THE REQUEST = Restate the data exactly as given and keep the pictures out.

[Records about charts and figures]
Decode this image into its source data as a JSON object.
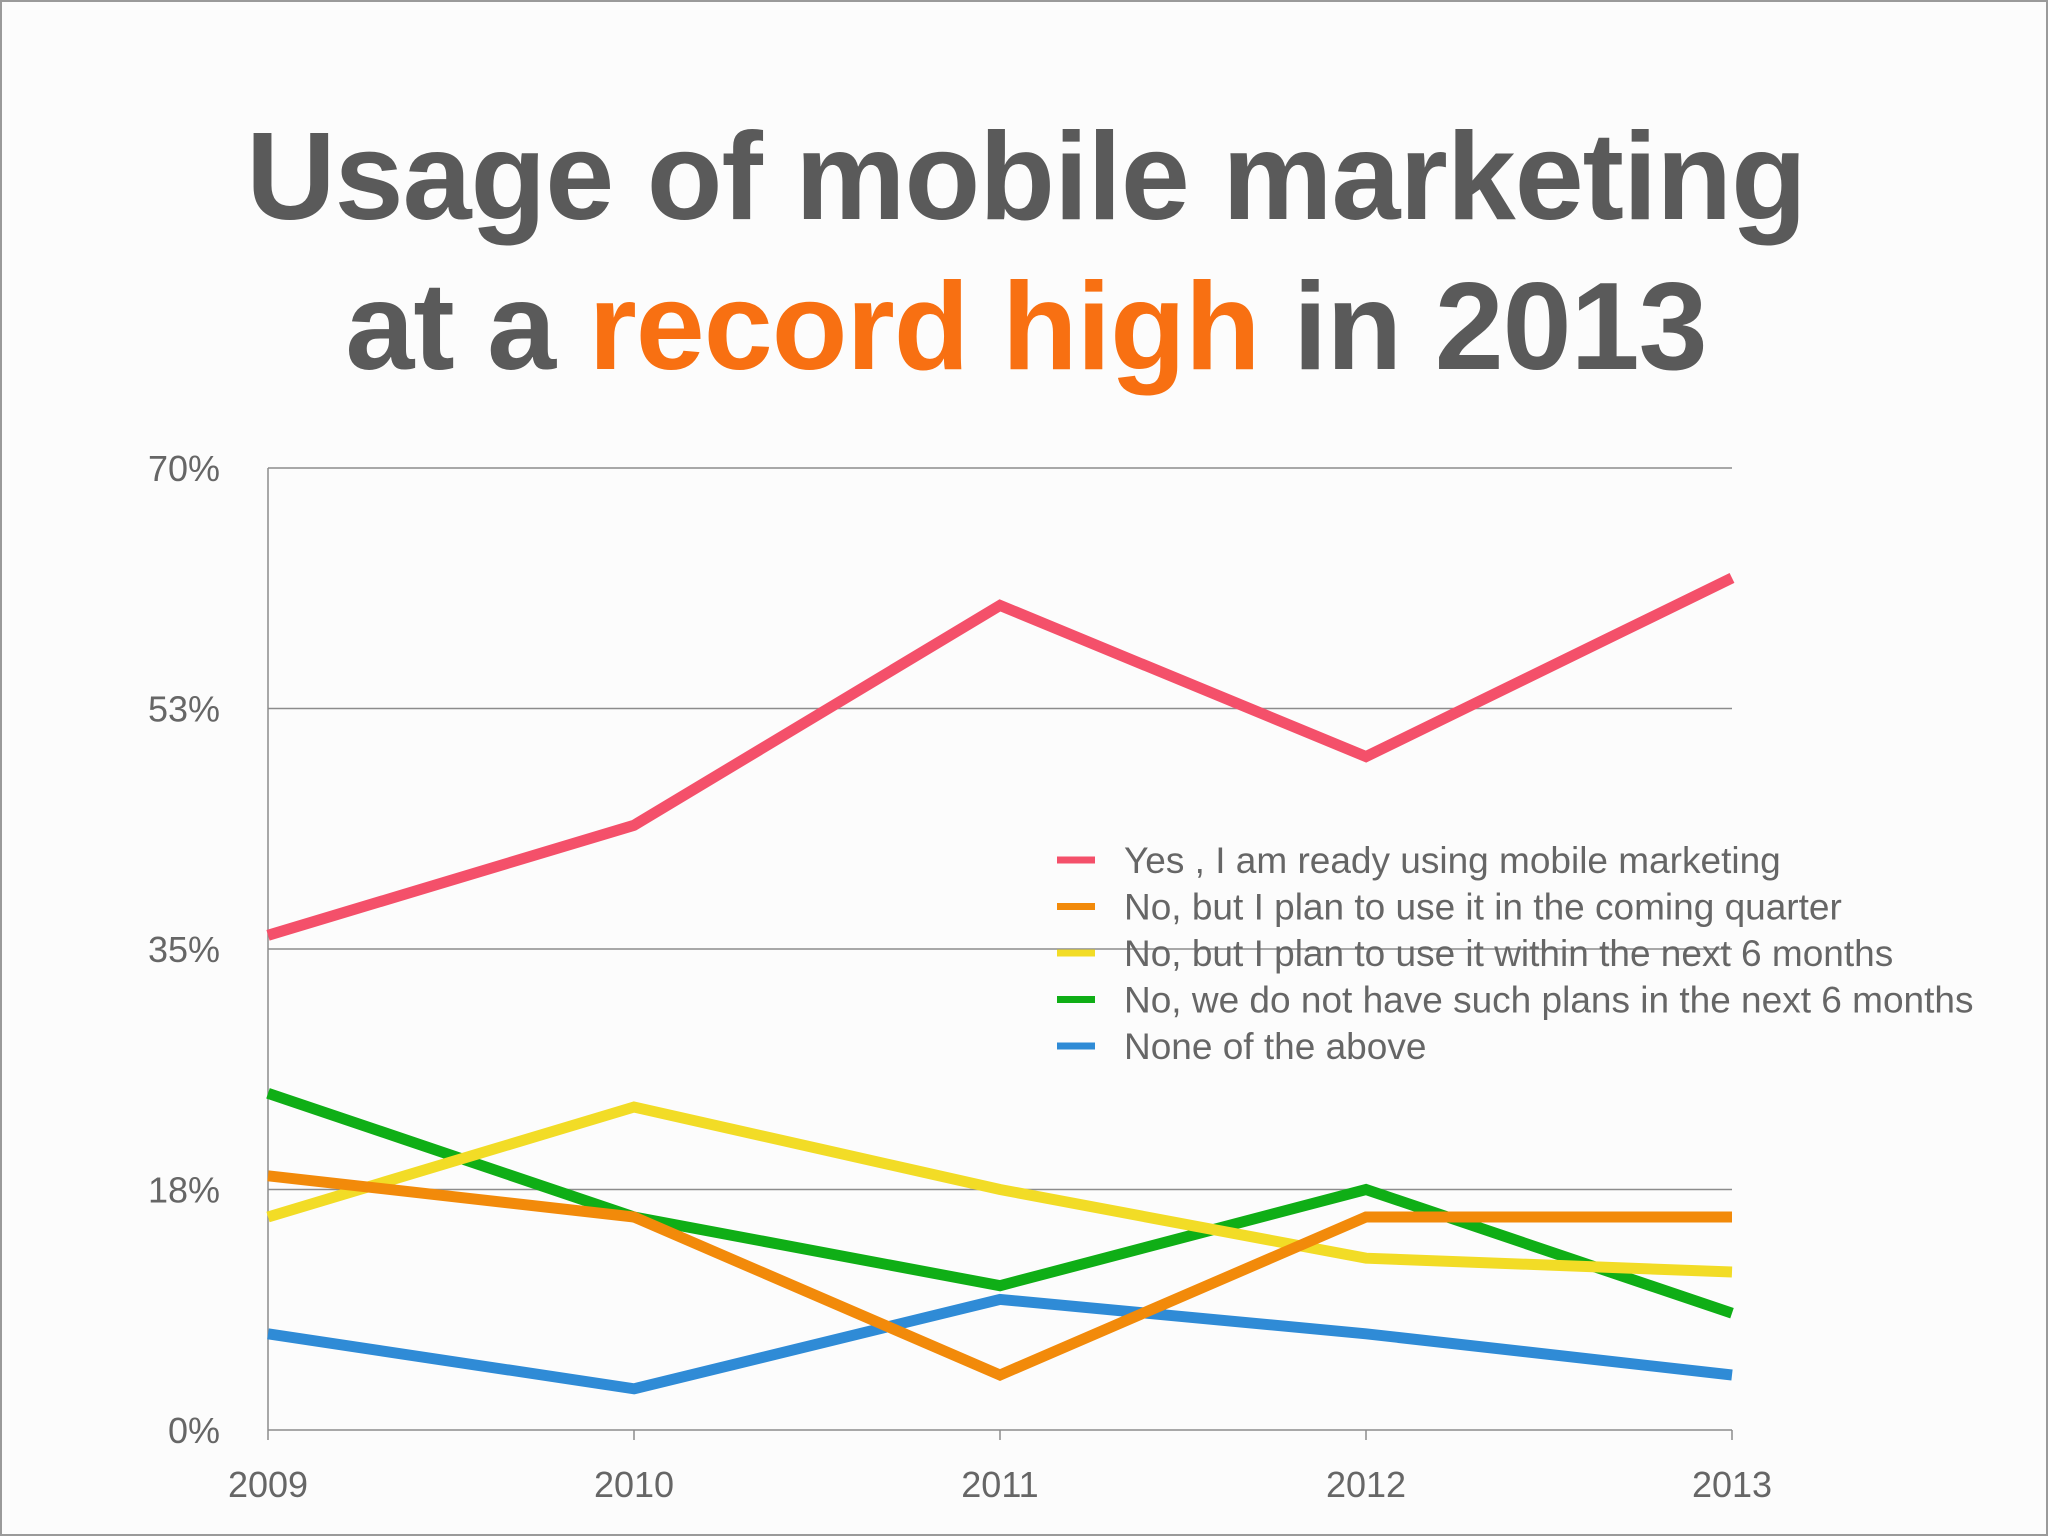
{
  "title": {
    "line1": "Usage of mobile marketing",
    "line2_pre": "at a ",
    "line2_highlight": "record high",
    "line2_post": " in 2013"
  },
  "colors": {
    "title_text": "#5a5a5a",
    "title_highlight": "#f87012"
  },
  "chart_data": {
    "type": "line",
    "x": [
      "2009",
      "2010",
      "2011",
      "2012",
      "2013"
    ],
    "ylim": [
      0,
      70
    ],
    "yticks": [
      "0%",
      "18%",
      "35%",
      "53%",
      "70%"
    ],
    "grid": "horizontal",
    "legend_position": "right",
    "series": [
      {
        "name": "Yes , I am ready using mobile marketing",
        "color": "#f4506a",
        "values": [
          36,
          44,
          60,
          49,
          62
        ]
      },
      {
        "name": "No, but I plan to use it in the coming quarter",
        "color": "#f28a0a",
        "values": [
          18.5,
          15.5,
          4,
          15.5,
          15.5
        ]
      },
      {
        "name": "No, but I plan to use it within the next 6 months",
        "color": "#f2dc26",
        "values": [
          15.5,
          23.5,
          17.5,
          12.5,
          11.5
        ]
      },
      {
        "name": "No, we do not have such plans in the next 6 months",
        "color": "#0fae16",
        "values": [
          24.5,
          15.5,
          10.5,
          17.5,
          8.5
        ]
      },
      {
        "name": "None of the above",
        "color": "#2f8bd6",
        "values": [
          7,
          3,
          9.5,
          7,
          4
        ]
      }
    ]
  }
}
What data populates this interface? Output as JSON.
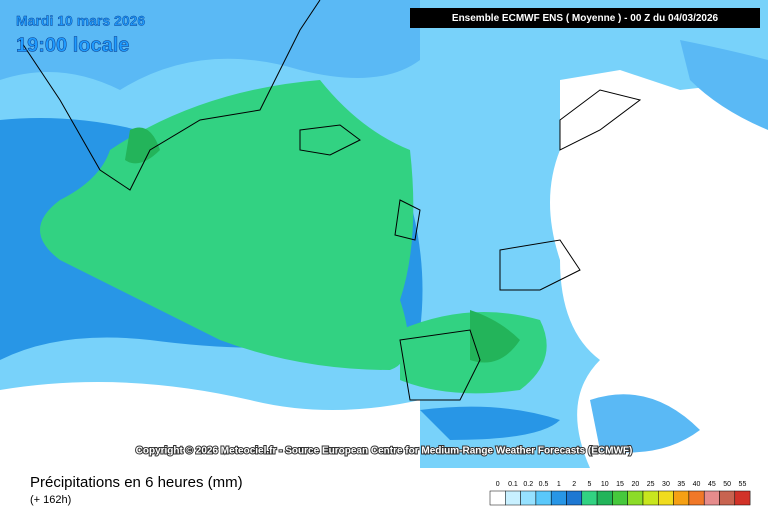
{
  "header": {
    "date": "Mardi 10 mars 2026",
    "time": "19:00 locale",
    "model": "Ensemble ECMWF ENS  ( Moyenne )  -  00 Z du 04/03/2026"
  },
  "copyright": "Copyright © 2026 Meteociel.fr - Source European Centre for Medium-Range Weather Forecasts (ECMWF)",
  "footer": {
    "title": "Précipitations en 6 heures (mm)",
    "lead": "(+ 162h)"
  },
  "legend": {
    "labels": [
      0,
      0.1,
      0.2,
      0.5,
      1,
      2,
      5,
      10,
      15,
      20,
      25,
      30,
      35,
      40,
      45,
      50,
      55
    ],
    "colors": [
      "#ffffff",
      "#c8f0ff",
      "#96e1ff",
      "#5ac8fa",
      "#2896e6",
      "#1e78d2",
      "#32d282",
      "#23b45a",
      "#46c83c",
      "#8cdc28",
      "#c8e61e",
      "#f0dc1e",
      "#f5a014",
      "#f07828",
      "#e68c8c",
      "#c86450",
      "#d23228"
    ]
  }
}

RESULT OF THE TASK =
Decode this image into its source data as a JSON object.
{
  "title": {
    "line1": "Usage of mobile marketing",
    "line2_pre": "at a ",
    "line2_highlight": "record high",
    "line2_post": " in 2013"
  },
  "colors": {
    "title_text": "#5a5a5a",
    "title_highlight": "#f87012"
  },
  "chart_data": {
    "type": "line",
    "x": [
      "2009",
      "2010",
      "2011",
      "2012",
      "2013"
    ],
    "ylim": [
      0,
      70
    ],
    "yticks": [
      "0%",
      "18%",
      "35%",
      "53%",
      "70%"
    ],
    "grid": "horizontal",
    "legend_position": "right",
    "series": [
      {
        "name": "Yes , I am ready using mobile marketing",
        "color": "#f4506a",
        "values": [
          36,
          44,
          60,
          49,
          62
        ]
      },
      {
        "name": "No, but I plan to use it in the coming quarter",
        "color": "#f28a0a",
        "values": [
          18.5,
          15.5,
          4,
          15.5,
          15.5
        ]
      },
      {
        "name": "No, but I plan to use it within the next 6 months",
        "color": "#f2dc26",
        "values": [
          15.5,
          23.5,
          17.5,
          12.5,
          11.5
        ]
      },
      {
        "name": "No, we do not have such plans in the next 6 months",
        "color": "#0fae16",
        "values": [
          24.5,
          15.5,
          10.5,
          17.5,
          8.5
        ]
      },
      {
        "name": "None of the above",
        "color": "#2f8bd6",
        "values": [
          7,
          3,
          9.5,
          7,
          4
        ]
      }
    ]
  }
}
What data populates this interface? Output as JSON.
{
  "header": {
    "date": "Mardi 10 mars 2026",
    "time": "19:00 locale",
    "model": "Ensemble ECMWF ENS  ( Moyenne )  -  00 Z du 04/03/2026"
  },
  "copyright": "Copyright © 2026 Meteociel.fr - Source European Centre for Medium-Range Weather Forecasts (ECMWF)",
  "footer": {
    "title": "Précipitations en 6 heures (mm)",
    "lead": "(+ 162h)"
  },
  "legend": {
    "labels": [
      0,
      0.1,
      0.2,
      0.5,
      1,
      2,
      5,
      10,
      15,
      20,
      25,
      30,
      35,
      40,
      45,
      50,
      55
    ],
    "colors": [
      "#ffffff",
      "#c8f0ff",
      "#96e1ff",
      "#5ac8fa",
      "#2896e6",
      "#1e78d2",
      "#32d282",
      "#23b45a",
      "#46c83c",
      "#8cdc28",
      "#c8e61e",
      "#f0dc1e",
      "#f5a014",
      "#f07828",
      "#e68c8c",
      "#c86450",
      "#d23228"
    ]
  }
}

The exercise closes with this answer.